### WHAT YOU ARE ASKED TO DO
Where a line holds the string "Labiche", return that line.

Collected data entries
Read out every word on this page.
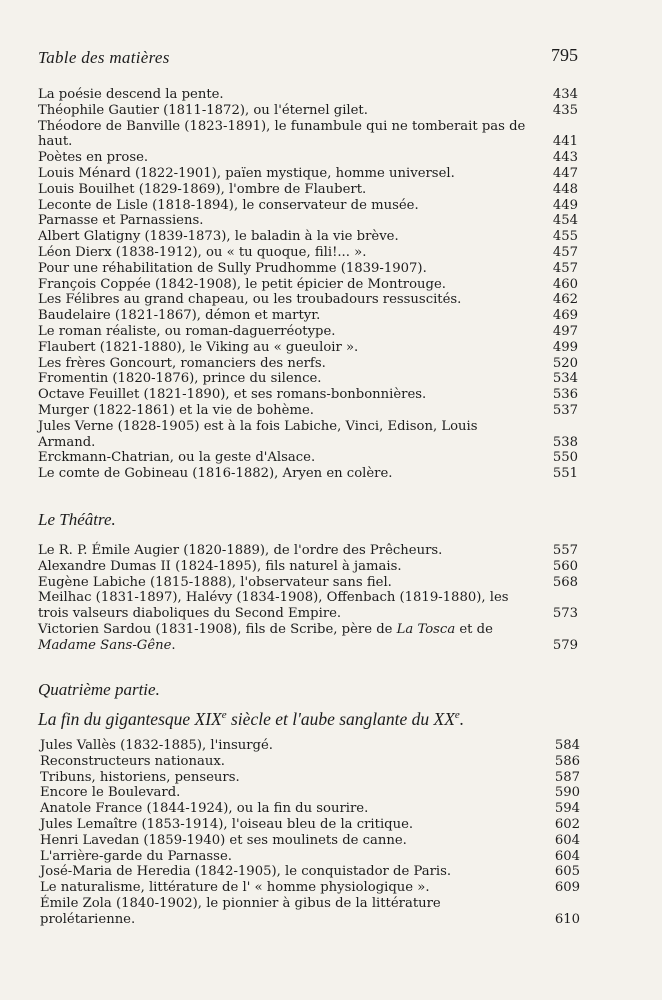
Table des matières	795
La poésie descend la pente.	434
Théophile Gautier (1811-1872), ou l'éternel gilet.	435
Théodore de Banville (1823-1891), le funambule qui ne tomberait pas de haut.	441
Poètes en prose.	443
Louis Ménard (1822-1901), païen mystique, homme universel.	447
Louis Bouilhet (1829-1869), l'ombre de Flaubert.	448
Leconte de Lisle (1818-1894), le conservateur de musée.	449
Parnasse et Parnassiens.	454
Albert Glatigny (1839-1873), le baladin à la vie brève.	455
Léon Dierx (1838-1912), ou « tu quoque, fili!... ».	457
Pour une réhabilitation de Sully Prudhomme (1839-1907).	457
François Coppée (1842-1908), le petit épicier de Montrouge.	460
Les Félibres au grand chapeau, ou les troubadours ressuscités.	462
Baudelaire (1821-1867), démon et martyr.	469
Le roman réaliste, ou roman-daguerréotype.	497
Flaubert (1821-1880), le Viking au « gueuloir ».	499
Les frères Goncourt, romanciers des nerfs.	520
Fromentin (1820-1876), prince du silence.	534
Octave Feuillet (1821-1890), et ses romans-bonbonnières.	536
Murger (1822-1861) et la vie de bohème.	537
Jules Verne (1828-1905) est à la fois Labiche, Vinci, Edison, Louis Armand.	538
Erckmann-Chatrian, ou la geste d'Alsace.	550
Le comte de Gobineau (1816-1882), Aryen en colère.	551
Le Théâtre.
Le R. P. Émile Augier (1820-1889), de l'ordre des Prêcheurs.	557
Alexandre Dumas II (1824-1895), fils naturel à jamais.	560
Eugène Labiche (1815-1888), l'observateur sans fiel.	568
Meilhac (1831-1897), Halévy (1834-1908), Offenbach (1819-1880), les trois valseurs diaboliques du Second Empire.	573
Victorien Sardou (1831-1908), fils de Scribe, père de La Tosca et de Madame Sans-Gêne.	579
Quatrième partie.
La fin du gigantesque XIXe siècle et l'aube sanglante du XXe.
Jules Vallès (1832-1885), l'insurgé.	584
Reconstructeurs nationaux.	586
Tribuns, historiens, penseurs.	587
Encore le Boulevard.	590
Anatole France (1844-1924), ou la fin du sourire.	594
Jules Lemaître (1853-1914), l'oiseau bleu de la critique.	602
Henri Lavedan (1859-1940) et ses moulinets de canne.	604
L'arrière-garde du Parnasse.	604
José-Maria de Heredia (1842-1905), le conquistador de Paris.	605
Le naturalisme, littérature de l' « homme physiologique ».	609
Émile Zola (1840-1902), le pionnier à gibus de la littérature prolétarienne.	610
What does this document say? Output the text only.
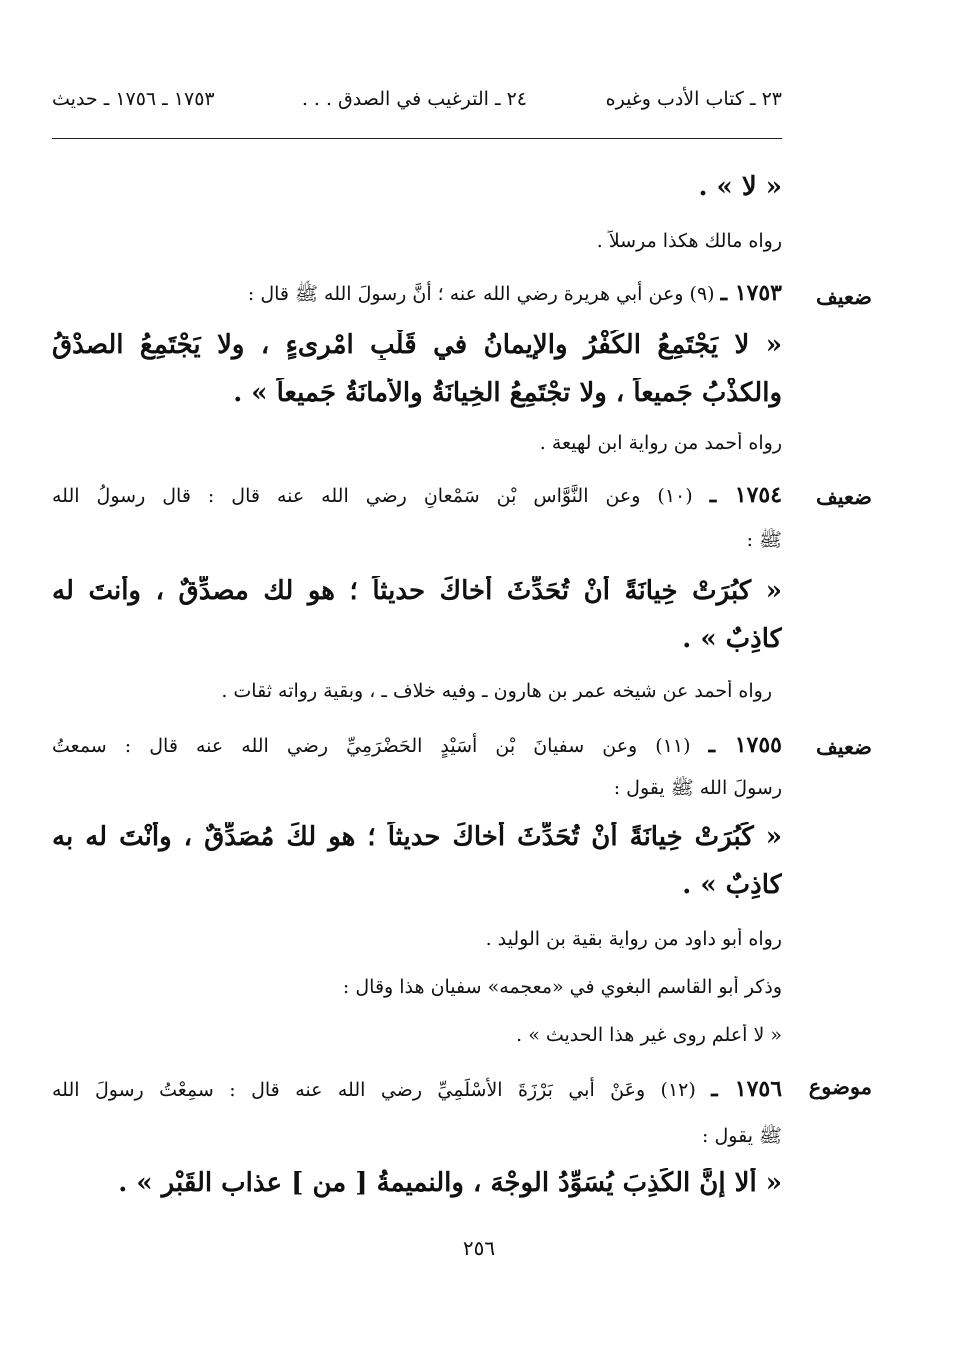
٢٣ ـ كتاب الأدب وغيره
٢٤ ـ الترغيب في الصدق . . .
١٧٥٣ ـ ١٧٥٦ ـ حديث
« لا » .
رواه مالك هكذا مرسلاً .
ضعيف
١٧٥٣ ـ (٩) وعن أبي هريرة رضي الله عنه ؛ أنَّ رسولَ الله ﷺ قال :
« لا يَجْتَمِعُ الكُفْرُ والإيمانُ في قَلْبِ امْرِىءٍ ، ولا يَجْتَمِعُ الصدْقُ
والكذْبُ جَميعاً ، ولا تجْتَمِعُ الخِيانَةُ والأمانَةُ جَميعاً » .
رواه أحمد من رواية ابن لهيعة .
ضعيف
١٧٥٤ ـ (١٠) وعن النَّوَّاسِ بْنِ سَمْعانٍ رضي الله عنه قال : قال رسولُ الله
ﷺ :
« كبُرَتْ خِيانَةً أنْ تُحَدِّثَ أخاكَ حديثاً ؛ هو لك مصدِّقٌ ، وأنتَ له
كاذِبٌ » .
رواه أحمد عن شيخه عمر بن هارون ـ وفيه خلاف ـ ، وبقية رواته ثقات .
ضعيف
١٧٥٥ ـ (١١) وعن سفيانَ بْنِ أُسَيْدٍ الحَضْرَمِيِّ رضي الله عنه قال : سمعتُ
رسولَ الله ﷺ يقول :
« كَبُرَتْ خِيانَةً أنْ تُحَدِّثَ أخاكَ حديثاً ؛ هو لكَ مُصَدِّقٌ ، وأنْتَ له به
كاذِبٌ » .
رواه أبو داود من رواية بقية بن الوليد .
وذكر أبو القاسم البغوي في «معجمه» سفيان هذا وقال :
« لا أعلم روى غير هذا الحديث » .
موضوع
١٧٥٦ ـ (١٢) وعَنْ أبي بَرْزَةَ الأسْلَمِيِّ رضي الله عنه قال : سمِعْتُ رسولَ الله
ﷺ يقول :
« ألا إنَّ الكَذِبَ يُسَوِّدُ الوجْهَ ، والنميمةُ [ من ] عذاب القَبْرِ » .
٢٥٦
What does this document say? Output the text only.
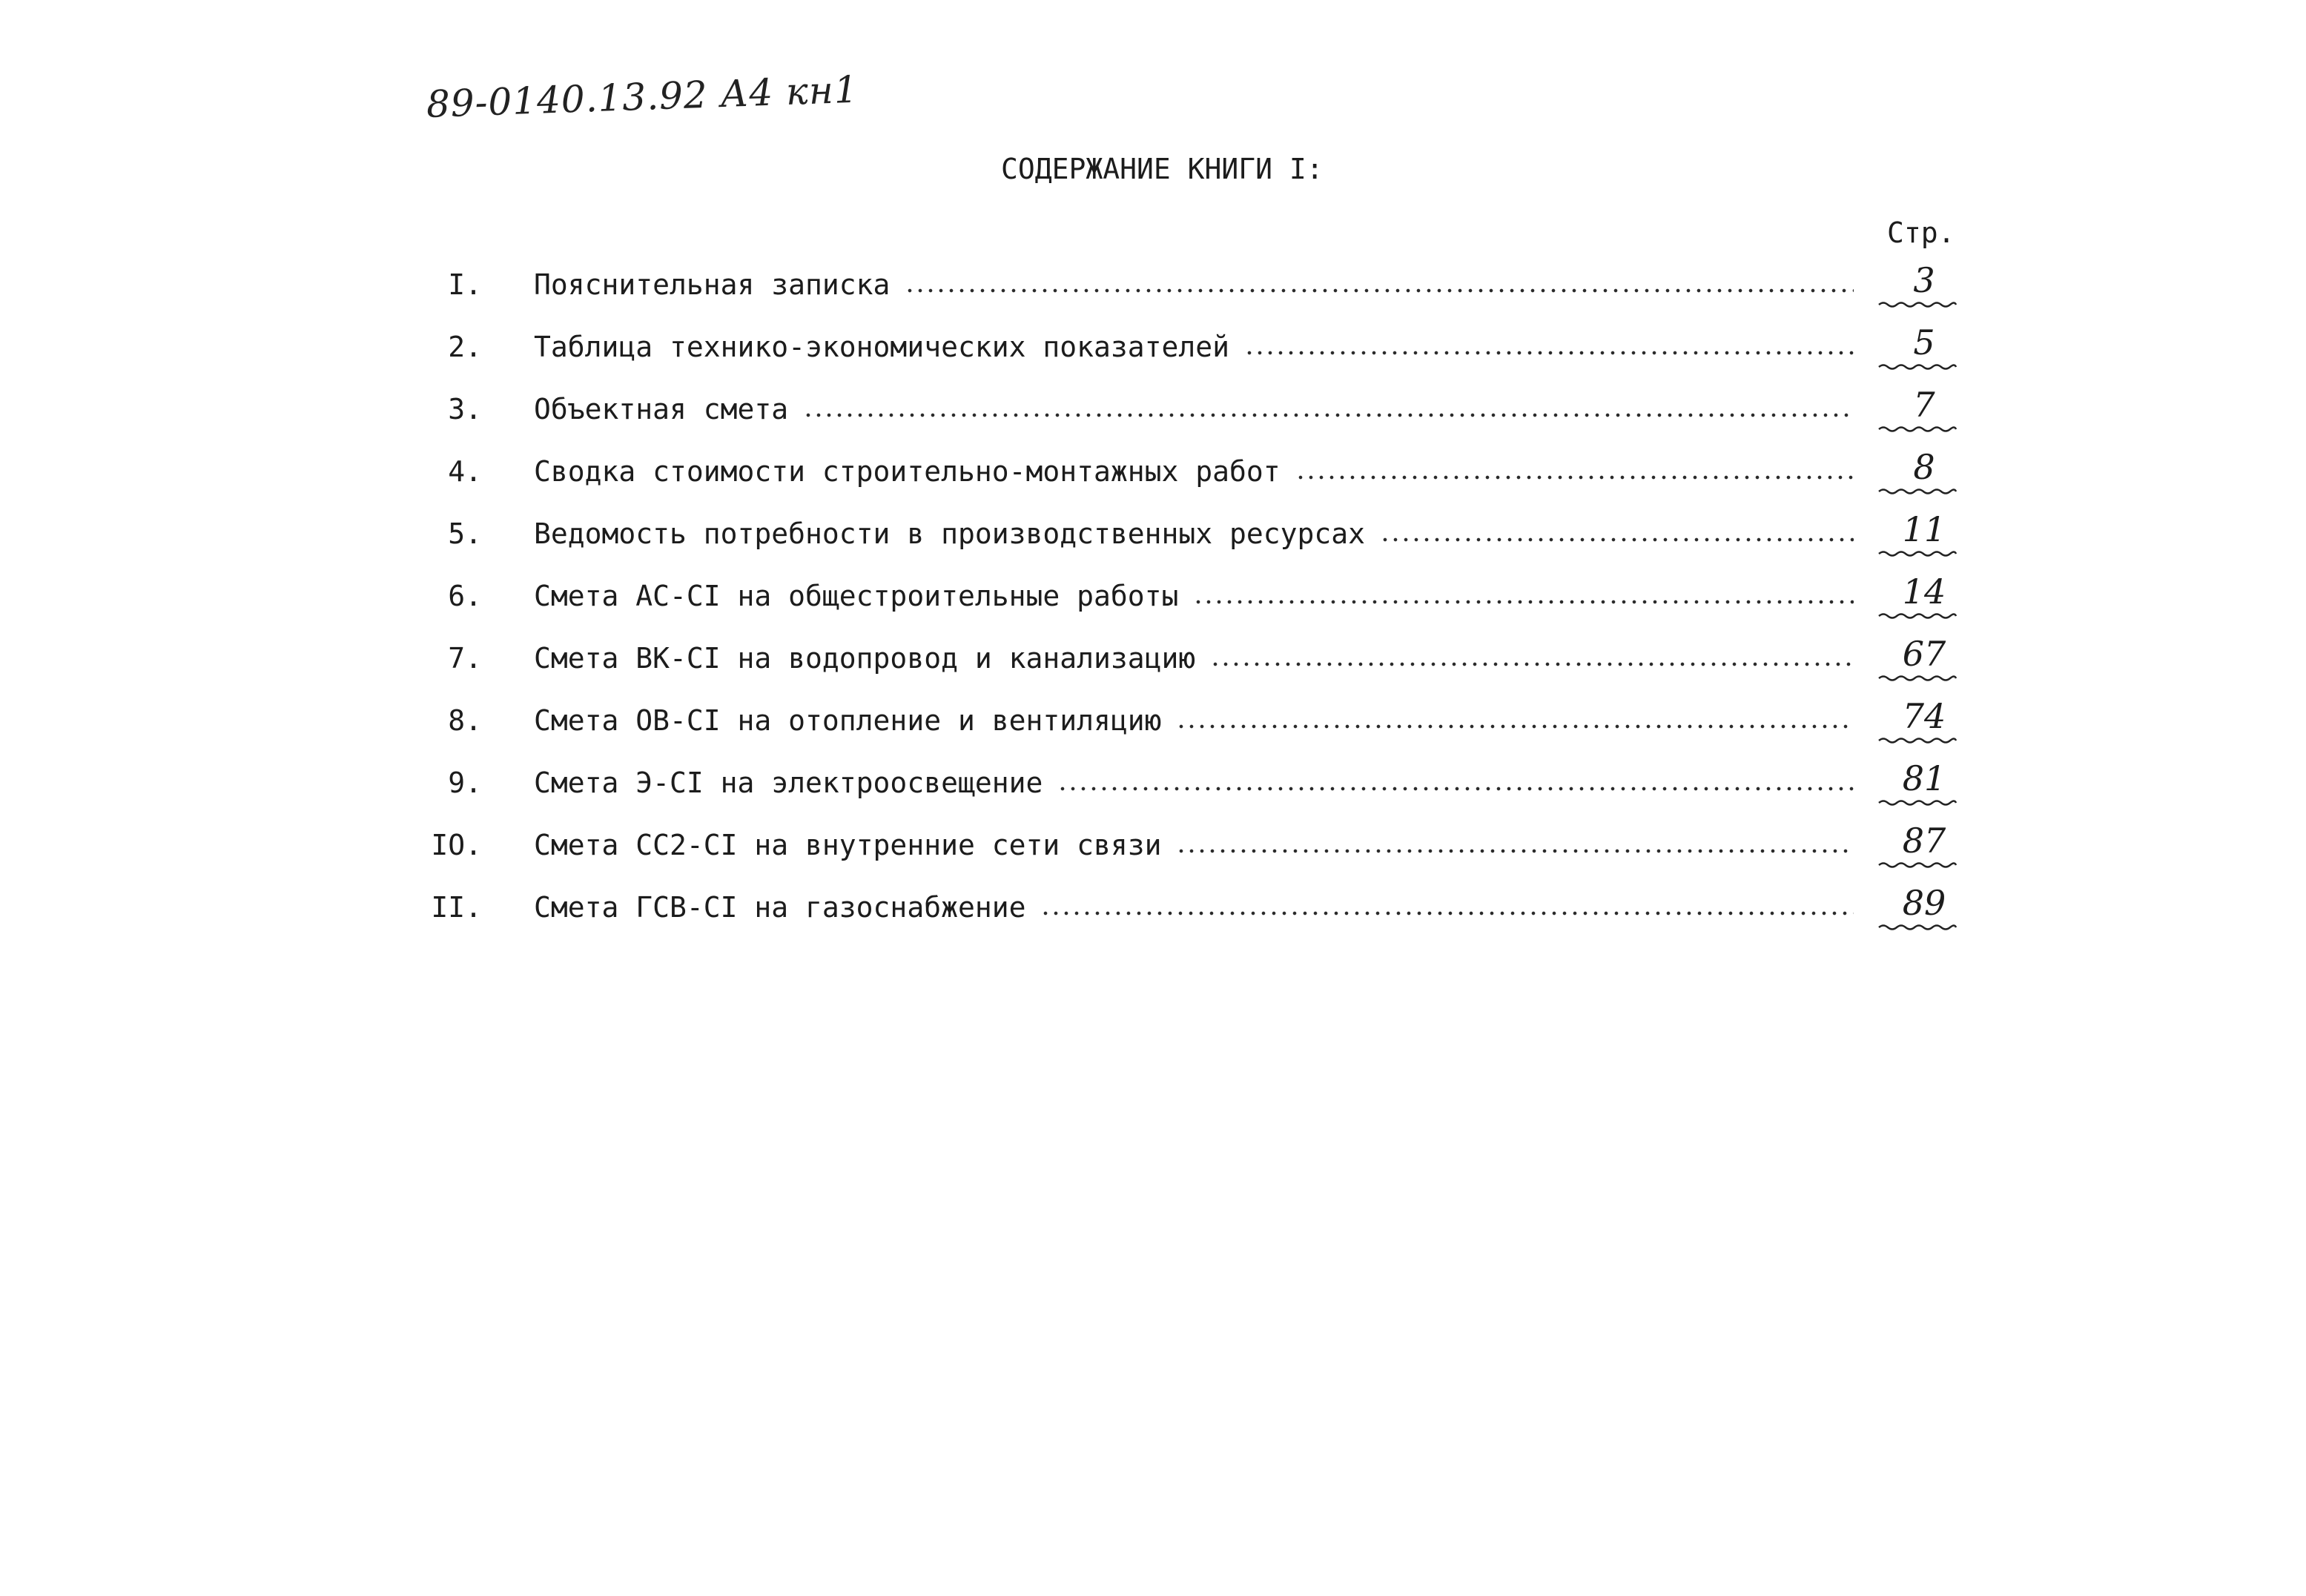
89-0140.13.92 А4 кн1
СОДЕРЖАНИЕ КНИГИ I:
Стр.
I. Пояснительная записка	3
2. Таблица технико-экономических показателей	5
3. Объектная смета	7
4. Сводка стоимости строительно-монтажных работ	8
5. Ведомость потребности в производственных ресурсах	11
6. Смета АС-СI на общестроительные работы	14
7. Смета ВК-СI на водопровод и канализацию	67
8. Смета ОВ-СI на отопление и вентиляцию	74
9. Смета Э-СI на электроосвещение	81
IO. Смета СС2-СI на внутренние сети связи	87
II. Смета ГСВ-СI на газоснабжение	89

### EXERCISE OUTPUT
Jules Verne (1828-1905) est à la fois Labiche, Vinci, Edison, Louis Armand.	538
Eugène Labiche (1815-1888), l'observateur sans fiel.	568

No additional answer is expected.